Directions for this task: Which lines hold the word "ylabel"? Copy each one.
• • •
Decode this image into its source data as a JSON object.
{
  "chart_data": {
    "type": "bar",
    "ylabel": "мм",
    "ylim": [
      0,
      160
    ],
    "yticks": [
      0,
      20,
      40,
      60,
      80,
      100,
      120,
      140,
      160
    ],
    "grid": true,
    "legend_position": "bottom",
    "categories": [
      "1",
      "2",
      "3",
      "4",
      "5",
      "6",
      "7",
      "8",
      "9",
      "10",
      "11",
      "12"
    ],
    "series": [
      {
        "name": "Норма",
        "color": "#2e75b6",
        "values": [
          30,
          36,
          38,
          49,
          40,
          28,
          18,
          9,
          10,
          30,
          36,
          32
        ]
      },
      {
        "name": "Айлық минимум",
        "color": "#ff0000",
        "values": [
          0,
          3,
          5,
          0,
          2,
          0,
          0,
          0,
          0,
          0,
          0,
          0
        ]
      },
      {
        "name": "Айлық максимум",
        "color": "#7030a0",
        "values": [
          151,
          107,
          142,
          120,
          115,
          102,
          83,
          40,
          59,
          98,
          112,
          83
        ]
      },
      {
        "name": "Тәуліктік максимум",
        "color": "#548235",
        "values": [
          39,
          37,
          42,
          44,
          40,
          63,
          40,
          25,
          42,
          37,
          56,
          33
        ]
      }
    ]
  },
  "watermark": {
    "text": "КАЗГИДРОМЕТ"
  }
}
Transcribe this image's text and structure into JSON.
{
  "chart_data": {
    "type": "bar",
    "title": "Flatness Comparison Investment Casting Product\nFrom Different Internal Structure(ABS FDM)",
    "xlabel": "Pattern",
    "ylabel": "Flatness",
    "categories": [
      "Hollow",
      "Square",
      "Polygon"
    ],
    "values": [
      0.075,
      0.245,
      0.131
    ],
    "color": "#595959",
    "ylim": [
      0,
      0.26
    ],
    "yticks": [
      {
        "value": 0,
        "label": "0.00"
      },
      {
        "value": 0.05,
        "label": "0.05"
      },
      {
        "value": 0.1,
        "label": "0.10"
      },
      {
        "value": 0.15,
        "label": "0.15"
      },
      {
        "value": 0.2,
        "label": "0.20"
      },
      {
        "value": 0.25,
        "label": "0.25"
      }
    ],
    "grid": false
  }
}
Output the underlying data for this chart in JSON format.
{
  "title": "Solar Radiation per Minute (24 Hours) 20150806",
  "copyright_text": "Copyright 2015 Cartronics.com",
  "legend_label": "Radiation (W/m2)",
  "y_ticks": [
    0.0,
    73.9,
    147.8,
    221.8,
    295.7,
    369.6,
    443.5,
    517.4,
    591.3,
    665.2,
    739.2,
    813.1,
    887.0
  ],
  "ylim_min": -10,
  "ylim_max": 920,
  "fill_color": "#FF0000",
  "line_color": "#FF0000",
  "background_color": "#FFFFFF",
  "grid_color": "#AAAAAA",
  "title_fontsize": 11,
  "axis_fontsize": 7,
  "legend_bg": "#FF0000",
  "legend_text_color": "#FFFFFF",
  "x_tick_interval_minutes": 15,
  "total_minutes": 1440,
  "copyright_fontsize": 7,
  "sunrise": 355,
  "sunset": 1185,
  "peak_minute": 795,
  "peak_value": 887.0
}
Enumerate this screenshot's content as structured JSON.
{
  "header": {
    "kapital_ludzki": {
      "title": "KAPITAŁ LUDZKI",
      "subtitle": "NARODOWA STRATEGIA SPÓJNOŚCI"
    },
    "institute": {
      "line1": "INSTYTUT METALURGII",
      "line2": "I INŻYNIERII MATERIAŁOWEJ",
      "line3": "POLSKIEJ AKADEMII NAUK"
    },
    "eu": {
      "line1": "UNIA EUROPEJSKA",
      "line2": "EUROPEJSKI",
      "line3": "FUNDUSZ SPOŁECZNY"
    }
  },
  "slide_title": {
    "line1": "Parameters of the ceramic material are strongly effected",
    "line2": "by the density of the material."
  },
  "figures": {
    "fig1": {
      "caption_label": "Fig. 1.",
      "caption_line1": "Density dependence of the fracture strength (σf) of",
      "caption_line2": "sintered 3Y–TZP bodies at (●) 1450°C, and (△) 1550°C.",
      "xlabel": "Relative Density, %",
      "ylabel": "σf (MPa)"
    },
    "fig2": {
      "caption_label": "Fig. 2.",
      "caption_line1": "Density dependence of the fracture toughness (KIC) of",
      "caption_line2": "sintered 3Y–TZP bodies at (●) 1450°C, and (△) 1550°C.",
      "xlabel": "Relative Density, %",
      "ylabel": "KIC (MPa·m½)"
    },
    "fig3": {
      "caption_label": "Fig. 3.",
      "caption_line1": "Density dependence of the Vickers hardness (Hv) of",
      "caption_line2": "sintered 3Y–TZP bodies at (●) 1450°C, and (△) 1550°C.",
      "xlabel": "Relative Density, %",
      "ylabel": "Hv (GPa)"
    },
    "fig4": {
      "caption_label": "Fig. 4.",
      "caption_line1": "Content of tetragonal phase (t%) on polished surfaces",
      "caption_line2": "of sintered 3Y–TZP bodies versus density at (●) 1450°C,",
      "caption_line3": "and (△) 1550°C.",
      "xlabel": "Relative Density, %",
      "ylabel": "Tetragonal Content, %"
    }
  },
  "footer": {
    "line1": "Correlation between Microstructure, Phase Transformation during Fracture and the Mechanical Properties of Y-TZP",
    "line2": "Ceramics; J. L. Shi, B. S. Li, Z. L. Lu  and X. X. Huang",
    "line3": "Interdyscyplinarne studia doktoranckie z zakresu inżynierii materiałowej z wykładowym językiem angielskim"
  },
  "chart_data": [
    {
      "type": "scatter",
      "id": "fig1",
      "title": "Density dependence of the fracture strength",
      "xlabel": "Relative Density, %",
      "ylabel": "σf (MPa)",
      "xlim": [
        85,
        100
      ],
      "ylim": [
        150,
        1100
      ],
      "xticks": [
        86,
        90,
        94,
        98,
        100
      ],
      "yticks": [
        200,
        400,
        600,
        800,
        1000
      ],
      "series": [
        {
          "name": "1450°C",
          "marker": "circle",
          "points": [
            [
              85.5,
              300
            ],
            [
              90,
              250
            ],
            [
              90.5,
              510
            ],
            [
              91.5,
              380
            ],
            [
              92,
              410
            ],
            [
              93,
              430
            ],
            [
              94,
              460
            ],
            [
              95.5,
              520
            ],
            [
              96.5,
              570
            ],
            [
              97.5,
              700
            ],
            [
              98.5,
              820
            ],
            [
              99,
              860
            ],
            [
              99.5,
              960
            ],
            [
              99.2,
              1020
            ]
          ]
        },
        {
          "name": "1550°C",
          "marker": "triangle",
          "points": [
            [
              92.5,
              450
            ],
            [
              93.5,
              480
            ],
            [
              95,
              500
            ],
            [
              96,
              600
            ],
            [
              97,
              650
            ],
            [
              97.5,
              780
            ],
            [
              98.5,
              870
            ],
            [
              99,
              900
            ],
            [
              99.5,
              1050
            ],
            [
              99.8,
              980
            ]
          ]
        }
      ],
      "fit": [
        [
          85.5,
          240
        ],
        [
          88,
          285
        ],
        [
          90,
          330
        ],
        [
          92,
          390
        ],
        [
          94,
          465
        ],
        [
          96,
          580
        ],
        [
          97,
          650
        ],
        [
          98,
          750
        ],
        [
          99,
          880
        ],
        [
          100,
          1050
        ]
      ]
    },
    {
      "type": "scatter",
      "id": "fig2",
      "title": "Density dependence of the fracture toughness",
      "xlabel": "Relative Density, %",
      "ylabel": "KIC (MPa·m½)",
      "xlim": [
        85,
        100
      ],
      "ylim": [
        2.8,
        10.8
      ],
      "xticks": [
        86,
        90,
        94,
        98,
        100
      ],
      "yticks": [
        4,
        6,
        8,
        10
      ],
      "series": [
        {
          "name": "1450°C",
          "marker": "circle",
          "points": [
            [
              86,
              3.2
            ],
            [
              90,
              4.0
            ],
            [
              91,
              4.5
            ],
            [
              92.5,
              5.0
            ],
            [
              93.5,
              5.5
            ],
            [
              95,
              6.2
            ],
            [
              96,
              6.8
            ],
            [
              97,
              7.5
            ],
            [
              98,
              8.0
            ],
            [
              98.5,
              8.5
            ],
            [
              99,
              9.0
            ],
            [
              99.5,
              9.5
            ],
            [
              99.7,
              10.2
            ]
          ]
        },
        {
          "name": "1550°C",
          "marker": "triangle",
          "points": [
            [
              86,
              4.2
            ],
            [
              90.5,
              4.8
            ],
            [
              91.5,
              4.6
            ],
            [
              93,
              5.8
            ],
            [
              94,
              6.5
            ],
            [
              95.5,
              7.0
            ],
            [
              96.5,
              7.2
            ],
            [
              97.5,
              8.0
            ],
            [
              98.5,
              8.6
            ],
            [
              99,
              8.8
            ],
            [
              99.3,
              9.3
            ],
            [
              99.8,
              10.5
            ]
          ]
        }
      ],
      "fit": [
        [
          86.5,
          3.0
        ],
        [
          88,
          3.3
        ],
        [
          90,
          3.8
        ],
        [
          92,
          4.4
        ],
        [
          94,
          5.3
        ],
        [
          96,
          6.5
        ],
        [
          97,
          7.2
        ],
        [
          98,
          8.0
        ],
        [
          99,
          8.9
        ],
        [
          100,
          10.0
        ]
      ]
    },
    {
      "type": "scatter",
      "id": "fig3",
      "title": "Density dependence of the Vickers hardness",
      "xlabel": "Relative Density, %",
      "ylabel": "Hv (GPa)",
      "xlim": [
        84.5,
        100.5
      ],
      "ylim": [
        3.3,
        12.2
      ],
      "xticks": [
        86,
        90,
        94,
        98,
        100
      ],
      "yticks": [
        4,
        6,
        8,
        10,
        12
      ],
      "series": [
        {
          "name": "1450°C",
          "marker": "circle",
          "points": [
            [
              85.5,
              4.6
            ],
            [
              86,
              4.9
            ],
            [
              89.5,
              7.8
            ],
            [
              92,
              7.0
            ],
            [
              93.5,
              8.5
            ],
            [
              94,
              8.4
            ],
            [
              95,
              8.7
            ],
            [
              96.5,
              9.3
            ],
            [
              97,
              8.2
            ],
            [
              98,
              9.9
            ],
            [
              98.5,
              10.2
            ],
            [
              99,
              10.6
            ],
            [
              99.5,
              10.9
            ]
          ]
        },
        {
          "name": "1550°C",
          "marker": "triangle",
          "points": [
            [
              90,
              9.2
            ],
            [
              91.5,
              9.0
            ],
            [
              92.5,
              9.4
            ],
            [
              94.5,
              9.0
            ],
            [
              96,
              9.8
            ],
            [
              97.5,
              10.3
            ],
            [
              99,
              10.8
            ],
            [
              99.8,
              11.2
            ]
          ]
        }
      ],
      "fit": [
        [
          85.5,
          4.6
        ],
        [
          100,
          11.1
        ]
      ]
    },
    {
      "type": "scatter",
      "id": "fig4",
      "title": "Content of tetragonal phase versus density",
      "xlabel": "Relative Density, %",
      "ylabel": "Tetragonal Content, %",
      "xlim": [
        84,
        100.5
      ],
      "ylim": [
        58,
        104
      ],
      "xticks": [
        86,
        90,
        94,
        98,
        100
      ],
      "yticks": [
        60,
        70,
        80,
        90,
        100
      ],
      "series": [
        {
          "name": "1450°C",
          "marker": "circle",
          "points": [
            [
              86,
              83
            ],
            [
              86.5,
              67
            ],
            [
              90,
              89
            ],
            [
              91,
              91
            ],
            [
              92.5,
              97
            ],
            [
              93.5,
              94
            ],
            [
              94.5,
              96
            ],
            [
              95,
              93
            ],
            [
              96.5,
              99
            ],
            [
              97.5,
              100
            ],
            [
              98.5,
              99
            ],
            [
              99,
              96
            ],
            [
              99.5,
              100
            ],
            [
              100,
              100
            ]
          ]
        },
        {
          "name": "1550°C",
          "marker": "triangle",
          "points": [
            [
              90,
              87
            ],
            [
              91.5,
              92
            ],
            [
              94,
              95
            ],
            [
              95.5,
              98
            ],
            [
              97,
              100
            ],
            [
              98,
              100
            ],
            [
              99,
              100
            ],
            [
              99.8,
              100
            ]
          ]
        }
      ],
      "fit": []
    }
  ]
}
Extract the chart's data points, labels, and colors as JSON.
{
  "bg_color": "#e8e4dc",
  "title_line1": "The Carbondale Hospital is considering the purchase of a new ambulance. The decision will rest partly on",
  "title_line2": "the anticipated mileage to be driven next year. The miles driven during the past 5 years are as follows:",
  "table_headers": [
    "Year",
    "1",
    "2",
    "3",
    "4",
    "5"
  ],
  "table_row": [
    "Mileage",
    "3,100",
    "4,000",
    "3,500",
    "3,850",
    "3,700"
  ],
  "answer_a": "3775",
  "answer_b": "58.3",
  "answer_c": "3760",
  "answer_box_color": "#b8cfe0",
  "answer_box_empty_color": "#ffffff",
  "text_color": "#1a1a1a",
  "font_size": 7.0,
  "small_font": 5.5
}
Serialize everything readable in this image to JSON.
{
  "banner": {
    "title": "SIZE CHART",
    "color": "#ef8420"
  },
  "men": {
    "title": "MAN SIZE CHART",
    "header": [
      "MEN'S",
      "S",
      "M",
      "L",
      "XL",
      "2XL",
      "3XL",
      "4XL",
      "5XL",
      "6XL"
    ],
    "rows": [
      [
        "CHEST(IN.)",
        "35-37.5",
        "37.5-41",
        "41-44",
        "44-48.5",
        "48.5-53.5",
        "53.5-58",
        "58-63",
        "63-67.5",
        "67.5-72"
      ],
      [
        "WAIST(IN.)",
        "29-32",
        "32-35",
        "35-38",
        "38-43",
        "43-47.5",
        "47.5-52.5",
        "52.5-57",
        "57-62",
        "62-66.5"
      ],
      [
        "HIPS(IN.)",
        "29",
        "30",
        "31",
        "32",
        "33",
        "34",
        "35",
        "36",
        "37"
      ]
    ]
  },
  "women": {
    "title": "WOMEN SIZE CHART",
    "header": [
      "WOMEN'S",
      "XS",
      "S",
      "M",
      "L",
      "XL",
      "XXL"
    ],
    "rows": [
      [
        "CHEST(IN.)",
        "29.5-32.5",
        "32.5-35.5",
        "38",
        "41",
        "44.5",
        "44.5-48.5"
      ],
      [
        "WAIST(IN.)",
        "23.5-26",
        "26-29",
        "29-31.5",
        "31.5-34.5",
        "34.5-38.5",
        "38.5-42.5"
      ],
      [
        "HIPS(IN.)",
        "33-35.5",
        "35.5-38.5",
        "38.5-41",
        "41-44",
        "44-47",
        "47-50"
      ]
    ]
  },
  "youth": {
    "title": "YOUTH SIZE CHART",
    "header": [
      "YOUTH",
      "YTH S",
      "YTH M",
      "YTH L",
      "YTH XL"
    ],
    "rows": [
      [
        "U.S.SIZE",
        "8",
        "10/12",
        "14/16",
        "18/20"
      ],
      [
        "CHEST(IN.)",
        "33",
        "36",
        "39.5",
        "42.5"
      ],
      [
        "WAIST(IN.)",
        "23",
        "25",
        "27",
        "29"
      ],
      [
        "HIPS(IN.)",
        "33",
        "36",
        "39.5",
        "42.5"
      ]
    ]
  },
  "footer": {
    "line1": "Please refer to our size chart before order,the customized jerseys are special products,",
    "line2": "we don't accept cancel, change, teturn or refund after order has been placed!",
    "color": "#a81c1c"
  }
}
• • •
Written response:
    "ylabel": "мм",
    "ylabel": "Flatness",
      "ylabel": "σf (MPa)"
      "ylabel": "KIC (MPa·m½)"
      "ylabel": "Hv (GPa)"
      "ylabel": "Tetragonal Content, %"
      "ylabel": "σf (MPa)",
      "ylabel": "KIC (MPa·m½)",
      "ylabel": "Hv (GPa)",
      "ylabel": "Tetragonal Content, %",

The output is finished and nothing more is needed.